Search the data for the string "watermark" and extract every line where it appears.

........

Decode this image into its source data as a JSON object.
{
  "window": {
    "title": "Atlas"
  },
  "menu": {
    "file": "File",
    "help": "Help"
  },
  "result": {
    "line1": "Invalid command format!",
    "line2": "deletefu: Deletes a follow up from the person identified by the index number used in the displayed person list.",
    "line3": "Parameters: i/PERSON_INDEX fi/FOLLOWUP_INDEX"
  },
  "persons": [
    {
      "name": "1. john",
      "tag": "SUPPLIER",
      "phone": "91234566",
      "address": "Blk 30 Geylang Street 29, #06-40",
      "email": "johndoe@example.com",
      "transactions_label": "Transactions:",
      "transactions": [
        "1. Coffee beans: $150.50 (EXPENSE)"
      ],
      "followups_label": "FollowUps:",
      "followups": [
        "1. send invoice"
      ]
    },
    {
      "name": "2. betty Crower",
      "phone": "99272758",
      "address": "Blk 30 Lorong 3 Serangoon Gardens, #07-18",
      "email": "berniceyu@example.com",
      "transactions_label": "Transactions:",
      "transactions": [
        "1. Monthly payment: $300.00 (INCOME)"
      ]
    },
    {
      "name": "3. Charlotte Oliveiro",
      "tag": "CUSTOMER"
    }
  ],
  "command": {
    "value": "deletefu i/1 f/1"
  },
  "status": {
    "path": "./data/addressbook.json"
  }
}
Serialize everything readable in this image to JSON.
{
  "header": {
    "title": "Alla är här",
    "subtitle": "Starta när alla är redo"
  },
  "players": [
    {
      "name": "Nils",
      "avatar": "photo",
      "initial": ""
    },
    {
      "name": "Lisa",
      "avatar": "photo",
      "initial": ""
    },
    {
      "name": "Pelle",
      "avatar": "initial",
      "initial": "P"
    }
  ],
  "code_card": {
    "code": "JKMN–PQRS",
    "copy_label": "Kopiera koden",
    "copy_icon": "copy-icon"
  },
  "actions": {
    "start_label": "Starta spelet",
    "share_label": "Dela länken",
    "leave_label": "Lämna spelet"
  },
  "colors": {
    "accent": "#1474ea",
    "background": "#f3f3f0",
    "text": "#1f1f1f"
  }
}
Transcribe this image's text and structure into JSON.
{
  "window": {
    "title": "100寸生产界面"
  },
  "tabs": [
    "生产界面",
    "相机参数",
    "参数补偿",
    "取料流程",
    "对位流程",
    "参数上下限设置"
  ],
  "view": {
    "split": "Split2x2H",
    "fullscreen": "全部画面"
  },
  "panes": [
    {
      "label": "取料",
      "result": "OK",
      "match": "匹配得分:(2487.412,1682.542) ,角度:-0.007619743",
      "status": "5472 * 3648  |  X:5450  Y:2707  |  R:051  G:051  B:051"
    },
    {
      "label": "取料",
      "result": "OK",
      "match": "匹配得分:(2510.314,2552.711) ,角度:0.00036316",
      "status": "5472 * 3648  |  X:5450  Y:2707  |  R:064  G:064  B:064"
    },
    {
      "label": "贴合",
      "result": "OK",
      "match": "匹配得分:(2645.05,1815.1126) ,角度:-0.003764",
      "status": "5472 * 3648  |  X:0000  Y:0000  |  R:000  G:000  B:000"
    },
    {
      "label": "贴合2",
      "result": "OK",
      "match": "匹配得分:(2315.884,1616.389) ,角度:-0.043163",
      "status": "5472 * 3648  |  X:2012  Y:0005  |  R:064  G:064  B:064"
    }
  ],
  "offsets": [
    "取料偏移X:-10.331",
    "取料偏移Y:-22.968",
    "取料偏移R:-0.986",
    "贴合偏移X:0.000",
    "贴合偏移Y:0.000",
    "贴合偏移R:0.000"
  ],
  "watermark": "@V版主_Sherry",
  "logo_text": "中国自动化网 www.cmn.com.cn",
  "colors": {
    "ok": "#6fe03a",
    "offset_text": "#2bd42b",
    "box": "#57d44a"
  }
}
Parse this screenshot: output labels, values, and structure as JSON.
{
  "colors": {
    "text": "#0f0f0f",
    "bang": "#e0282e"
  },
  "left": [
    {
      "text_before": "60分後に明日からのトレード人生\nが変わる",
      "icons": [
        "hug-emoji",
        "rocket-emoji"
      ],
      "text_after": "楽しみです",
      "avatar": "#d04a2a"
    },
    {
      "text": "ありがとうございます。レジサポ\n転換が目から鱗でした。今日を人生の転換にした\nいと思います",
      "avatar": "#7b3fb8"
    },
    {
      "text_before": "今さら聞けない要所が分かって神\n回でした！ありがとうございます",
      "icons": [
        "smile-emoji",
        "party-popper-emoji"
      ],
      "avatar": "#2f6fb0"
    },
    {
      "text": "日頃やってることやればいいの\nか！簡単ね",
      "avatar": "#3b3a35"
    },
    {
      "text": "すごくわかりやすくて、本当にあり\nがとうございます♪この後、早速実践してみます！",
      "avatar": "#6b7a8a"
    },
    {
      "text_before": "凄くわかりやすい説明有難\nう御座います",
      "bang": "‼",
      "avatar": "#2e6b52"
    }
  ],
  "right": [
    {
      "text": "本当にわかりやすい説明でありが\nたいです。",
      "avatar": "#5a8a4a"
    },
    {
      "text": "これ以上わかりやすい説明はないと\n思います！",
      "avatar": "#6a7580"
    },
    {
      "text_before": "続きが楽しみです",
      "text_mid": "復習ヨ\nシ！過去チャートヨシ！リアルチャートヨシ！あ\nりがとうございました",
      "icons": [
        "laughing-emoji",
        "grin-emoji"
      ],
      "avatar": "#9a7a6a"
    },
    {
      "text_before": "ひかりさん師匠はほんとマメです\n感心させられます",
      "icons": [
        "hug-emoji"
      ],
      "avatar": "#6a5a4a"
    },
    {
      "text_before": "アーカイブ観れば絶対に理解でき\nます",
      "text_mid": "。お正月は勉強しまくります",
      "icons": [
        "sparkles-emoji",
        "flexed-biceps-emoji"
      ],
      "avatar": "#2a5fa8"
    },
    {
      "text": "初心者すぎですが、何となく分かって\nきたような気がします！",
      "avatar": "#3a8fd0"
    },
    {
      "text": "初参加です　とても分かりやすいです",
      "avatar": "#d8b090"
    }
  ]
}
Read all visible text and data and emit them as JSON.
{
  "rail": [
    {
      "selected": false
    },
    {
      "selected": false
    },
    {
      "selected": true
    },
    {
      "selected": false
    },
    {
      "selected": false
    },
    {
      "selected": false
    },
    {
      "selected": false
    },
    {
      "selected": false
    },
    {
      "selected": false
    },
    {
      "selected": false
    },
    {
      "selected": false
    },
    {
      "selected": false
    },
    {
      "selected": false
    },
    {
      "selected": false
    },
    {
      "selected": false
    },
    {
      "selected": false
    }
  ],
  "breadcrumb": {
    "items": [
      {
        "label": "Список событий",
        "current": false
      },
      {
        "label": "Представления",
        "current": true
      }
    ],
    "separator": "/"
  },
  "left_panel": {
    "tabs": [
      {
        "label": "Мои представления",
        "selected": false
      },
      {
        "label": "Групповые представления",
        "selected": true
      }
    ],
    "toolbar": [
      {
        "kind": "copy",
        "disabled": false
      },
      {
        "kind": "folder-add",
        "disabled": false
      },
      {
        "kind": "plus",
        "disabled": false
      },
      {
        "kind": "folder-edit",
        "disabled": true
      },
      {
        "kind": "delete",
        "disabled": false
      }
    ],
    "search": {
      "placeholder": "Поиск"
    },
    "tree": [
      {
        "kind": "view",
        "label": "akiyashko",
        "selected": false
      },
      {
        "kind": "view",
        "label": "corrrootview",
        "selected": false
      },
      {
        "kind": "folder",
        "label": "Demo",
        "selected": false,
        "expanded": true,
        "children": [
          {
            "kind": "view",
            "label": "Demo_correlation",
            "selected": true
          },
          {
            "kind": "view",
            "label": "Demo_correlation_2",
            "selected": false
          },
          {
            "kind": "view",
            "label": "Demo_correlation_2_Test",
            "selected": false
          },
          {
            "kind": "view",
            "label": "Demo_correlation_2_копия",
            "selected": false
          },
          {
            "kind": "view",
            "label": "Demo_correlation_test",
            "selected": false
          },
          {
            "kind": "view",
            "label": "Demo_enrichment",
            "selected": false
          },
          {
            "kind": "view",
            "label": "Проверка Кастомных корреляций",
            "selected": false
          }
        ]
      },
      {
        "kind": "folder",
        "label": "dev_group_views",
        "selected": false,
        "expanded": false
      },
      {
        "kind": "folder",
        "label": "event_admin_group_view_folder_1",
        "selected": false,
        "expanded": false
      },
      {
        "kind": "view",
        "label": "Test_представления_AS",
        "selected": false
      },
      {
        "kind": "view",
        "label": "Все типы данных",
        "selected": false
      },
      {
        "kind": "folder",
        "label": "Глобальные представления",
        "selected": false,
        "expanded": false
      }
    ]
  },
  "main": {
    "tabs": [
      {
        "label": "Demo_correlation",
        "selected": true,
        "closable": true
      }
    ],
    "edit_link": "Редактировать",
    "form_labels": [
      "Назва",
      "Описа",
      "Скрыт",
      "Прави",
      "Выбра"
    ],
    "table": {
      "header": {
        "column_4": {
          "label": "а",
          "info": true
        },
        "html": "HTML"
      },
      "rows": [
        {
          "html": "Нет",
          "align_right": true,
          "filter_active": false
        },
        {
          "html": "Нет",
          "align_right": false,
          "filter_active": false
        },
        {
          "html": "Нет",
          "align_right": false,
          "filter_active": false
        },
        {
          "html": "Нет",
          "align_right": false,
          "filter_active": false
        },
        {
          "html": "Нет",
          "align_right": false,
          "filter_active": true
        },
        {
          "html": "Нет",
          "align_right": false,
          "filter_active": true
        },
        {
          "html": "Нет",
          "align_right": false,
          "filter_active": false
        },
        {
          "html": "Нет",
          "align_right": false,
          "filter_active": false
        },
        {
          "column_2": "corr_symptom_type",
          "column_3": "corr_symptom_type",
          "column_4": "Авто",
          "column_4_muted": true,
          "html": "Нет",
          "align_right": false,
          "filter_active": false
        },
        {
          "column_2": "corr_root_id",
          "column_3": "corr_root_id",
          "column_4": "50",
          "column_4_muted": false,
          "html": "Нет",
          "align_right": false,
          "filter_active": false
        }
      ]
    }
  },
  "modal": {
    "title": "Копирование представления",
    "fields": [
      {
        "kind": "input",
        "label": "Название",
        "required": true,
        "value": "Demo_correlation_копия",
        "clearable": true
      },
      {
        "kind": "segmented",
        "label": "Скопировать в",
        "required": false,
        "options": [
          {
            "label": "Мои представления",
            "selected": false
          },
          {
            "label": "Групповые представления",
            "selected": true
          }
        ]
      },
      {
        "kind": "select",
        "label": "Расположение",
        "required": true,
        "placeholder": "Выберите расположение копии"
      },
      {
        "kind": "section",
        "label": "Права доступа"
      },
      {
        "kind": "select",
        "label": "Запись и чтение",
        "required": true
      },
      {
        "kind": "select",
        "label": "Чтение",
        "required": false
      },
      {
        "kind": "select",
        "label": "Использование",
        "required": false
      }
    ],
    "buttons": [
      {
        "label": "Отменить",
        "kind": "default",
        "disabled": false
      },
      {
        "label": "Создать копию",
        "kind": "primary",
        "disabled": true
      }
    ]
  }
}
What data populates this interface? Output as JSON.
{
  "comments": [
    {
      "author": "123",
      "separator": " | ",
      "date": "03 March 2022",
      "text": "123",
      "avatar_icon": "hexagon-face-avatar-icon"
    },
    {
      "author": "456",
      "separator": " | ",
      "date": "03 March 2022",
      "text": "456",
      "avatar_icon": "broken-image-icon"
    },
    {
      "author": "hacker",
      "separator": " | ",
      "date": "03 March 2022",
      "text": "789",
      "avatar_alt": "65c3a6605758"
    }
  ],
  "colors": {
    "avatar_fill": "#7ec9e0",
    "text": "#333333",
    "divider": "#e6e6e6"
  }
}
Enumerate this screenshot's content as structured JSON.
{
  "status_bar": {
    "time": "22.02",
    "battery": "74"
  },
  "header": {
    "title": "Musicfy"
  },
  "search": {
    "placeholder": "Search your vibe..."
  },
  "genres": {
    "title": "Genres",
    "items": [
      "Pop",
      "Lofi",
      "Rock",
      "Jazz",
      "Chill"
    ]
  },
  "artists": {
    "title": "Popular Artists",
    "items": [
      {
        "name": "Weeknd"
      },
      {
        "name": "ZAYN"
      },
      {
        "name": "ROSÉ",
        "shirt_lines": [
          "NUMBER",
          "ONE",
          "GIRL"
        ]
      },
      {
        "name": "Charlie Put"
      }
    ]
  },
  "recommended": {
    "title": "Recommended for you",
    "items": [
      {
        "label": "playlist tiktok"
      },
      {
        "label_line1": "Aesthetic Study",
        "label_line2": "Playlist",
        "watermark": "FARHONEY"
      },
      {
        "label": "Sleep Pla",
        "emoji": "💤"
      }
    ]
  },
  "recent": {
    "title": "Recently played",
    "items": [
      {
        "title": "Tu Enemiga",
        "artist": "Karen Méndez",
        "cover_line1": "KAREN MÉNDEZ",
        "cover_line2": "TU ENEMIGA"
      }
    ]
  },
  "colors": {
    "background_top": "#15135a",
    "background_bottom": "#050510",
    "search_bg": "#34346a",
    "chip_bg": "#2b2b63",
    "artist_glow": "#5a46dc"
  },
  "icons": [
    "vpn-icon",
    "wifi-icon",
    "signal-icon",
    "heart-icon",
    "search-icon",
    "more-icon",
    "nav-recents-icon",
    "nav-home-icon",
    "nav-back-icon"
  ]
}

........

Exercise answer:
  "watermark": "@V版主_Sherry",
        "watermark": "FARHONEY"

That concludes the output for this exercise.